Collected data entries

+ + +

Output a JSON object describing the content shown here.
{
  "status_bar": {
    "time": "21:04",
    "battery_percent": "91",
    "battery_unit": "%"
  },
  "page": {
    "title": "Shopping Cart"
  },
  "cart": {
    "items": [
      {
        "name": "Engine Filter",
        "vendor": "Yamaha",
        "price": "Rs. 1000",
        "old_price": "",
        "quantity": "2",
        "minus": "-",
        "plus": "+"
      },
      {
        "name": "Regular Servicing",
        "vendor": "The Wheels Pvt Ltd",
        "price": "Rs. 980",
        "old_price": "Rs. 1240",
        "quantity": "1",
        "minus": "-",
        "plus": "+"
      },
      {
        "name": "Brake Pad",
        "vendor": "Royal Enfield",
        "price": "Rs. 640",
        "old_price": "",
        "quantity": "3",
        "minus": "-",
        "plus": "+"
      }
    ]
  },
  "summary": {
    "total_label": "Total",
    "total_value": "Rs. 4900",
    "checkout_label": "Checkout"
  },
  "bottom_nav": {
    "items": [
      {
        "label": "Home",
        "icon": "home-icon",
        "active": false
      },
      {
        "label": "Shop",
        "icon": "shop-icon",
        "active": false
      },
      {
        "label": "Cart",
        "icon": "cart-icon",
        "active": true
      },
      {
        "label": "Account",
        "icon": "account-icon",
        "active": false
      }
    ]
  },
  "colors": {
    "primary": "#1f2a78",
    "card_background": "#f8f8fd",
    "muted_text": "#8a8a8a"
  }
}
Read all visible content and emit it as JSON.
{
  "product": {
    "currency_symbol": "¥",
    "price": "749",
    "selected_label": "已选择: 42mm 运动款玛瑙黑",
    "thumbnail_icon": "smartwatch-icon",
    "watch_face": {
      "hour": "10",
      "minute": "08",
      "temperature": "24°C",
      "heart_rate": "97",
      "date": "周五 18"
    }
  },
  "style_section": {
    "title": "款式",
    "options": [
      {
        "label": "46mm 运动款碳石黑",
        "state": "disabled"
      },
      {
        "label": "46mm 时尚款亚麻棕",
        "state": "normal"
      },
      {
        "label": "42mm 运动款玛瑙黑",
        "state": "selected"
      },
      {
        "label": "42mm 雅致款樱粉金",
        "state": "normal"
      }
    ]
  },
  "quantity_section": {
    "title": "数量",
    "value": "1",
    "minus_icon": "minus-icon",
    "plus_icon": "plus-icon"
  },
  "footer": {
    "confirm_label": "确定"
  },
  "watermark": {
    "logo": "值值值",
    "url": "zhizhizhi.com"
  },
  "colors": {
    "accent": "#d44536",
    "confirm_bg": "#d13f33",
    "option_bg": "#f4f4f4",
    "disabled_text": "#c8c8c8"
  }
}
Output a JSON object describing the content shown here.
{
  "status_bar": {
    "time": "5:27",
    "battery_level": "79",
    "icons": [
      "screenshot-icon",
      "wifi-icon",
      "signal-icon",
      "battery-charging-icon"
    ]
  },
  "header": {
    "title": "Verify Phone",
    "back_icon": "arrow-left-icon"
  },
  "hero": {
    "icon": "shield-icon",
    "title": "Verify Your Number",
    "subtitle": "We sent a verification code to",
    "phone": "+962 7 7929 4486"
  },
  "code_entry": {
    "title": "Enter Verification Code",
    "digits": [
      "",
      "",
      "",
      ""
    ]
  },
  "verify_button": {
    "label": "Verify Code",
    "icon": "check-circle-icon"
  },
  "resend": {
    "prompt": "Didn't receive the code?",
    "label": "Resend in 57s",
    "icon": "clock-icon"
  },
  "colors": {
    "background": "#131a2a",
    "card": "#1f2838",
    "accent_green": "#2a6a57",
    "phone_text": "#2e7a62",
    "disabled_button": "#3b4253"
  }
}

+ + +

§ **WHAT THE EXERCISE ASKS**: Copy every line exactly. Leave nothing out.

§ **COMPLETED TASK**:
Output a JSON object describing the content shown here.
{
  "status_bar": {
    "time": "21:04",
    "battery_percent": "91",
    "battery_unit": "%"
  },
  "page": {
    "title": "Shopping Cart"
  },
  "cart": {
    "items": [
      {
        "name": "Engine Filter",
        "vendor": "Yamaha",
        "price": "Rs. 1000",
        "old_price": "",
        "quantity": "2",
        "minus": "-",
        "plus": "+"
      },
      {
        "name": "Regular Servicing",
        "vendor": "The Wheels Pvt Ltd",
        "price": "Rs. 980",
        "old_price": "Rs. 1240",
        "quantity": "1",
        "minus": "-",
        "plus": "+"
      },
      {
        "name": "Brake Pad",
        "vendor": "Royal Enfield",
        "price": "Rs. 640",
        "old_price": "",
        "quantity": "3",
        "minus": "-",
        "plus": "+"
      }
    ]
  },
  "summary": {
    "total_label": "Total",
    "total_value": "Rs. 4900",
    "checkout_label": "Checkout"
  },
  "bottom_nav": {
    "items": [
      {
        "label": "Home",
        "icon": "home-icon",
        "active": false
      },
      {
        "label": "Shop",
        "icon": "shop-icon",
        "active": false
      },
      {
        "label": "Cart",
        "icon": "cart-icon",
        "active": true
      },
      {
        "label": "Account",
        "icon": "account-icon",
        "active": false
      }
    ]
  },
  "colors": {
    "primary": "#1f2a78",
    "card_background": "#f8f8fd",
    "muted_text": "#8a8a8a"
  }
}
Read all visible content and emit it as JSON.
{
  "product": {
    "currency_symbol": "¥",
    "price": "749",
    "selected_label": "已选择: 42mm 运动款玛瑙黑",
    "thumbnail_icon": "smartwatch-icon",
    "watch_face": {
      "hour": "10",
      "minute": "08",
      "temperature": "24°C",
      "heart_rate": "97",
      "date": "周五 18"
    }
  },
  "style_section": {
    "title": "款式",
    "options": [
      {
        "label": "46mm 运动款碳石黑",
        "state": "disabled"
      },
      {
        "label": "46mm 时尚款亚麻棕",
        "state": "normal"
      },
      {
        "label": "42mm 运动款玛瑙黑",
        "state": "selected"
      },
      {
        "label": "42mm 雅致款樱粉金",
        "state": "normal"
      }
    ]
  },
  "quantity_section": {
    "title": "数量",
    "value": "1",
    "minus_icon": "minus-icon",
    "plus_icon": "plus-icon"
  },
  "footer": {
    "confirm_label": "确定"
  },
  "watermark": {
    "logo": "值值值",
    "url": "zhizhizhi.com"
  },
  "colors": {
    "accent": "#d44536",
    "confirm_bg": "#d13f33",
    "option_bg": "#f4f4f4",
    "disabled_text": "#c8c8c8"
  }
}
Output a JSON object describing the content shown here.
{
  "status_bar": {
    "time": "5:27",
    "battery_level": "79",
    "icons": [
      "screenshot-icon",
      "wifi-icon",
      "signal-icon",
      "battery-charging-icon"
    ]
  },
  "header": {
    "title": "Verify Phone",
    "back_icon": "arrow-left-icon"
  },
  "hero": {
    "icon": "shield-icon",
    "title": "Verify Your Number",
    "subtitle": "We sent a verification code to",
    "phone": "+962 7 7929 4486"
  },
  "code_entry": {
    "title": "Enter Verification Code",
    "digits": [
      "",
      "",
      "",
      ""
    ]
  },
  "verify_button": {
    "label": "Verify Code",
    "icon": "check-circle-icon"
  },
  "resend": {
    "prompt": "Didn't receive the code?",
    "label": "Resend in 57s",
    "icon": "clock-icon"
  },
  "colors": {
    "background": "#131a2a",
    "card": "#1f2838",
    "accent_green": "#2a6a57",
    "phone_text": "#2e7a62",
    "disabled_button": "#3b4253"
  }
}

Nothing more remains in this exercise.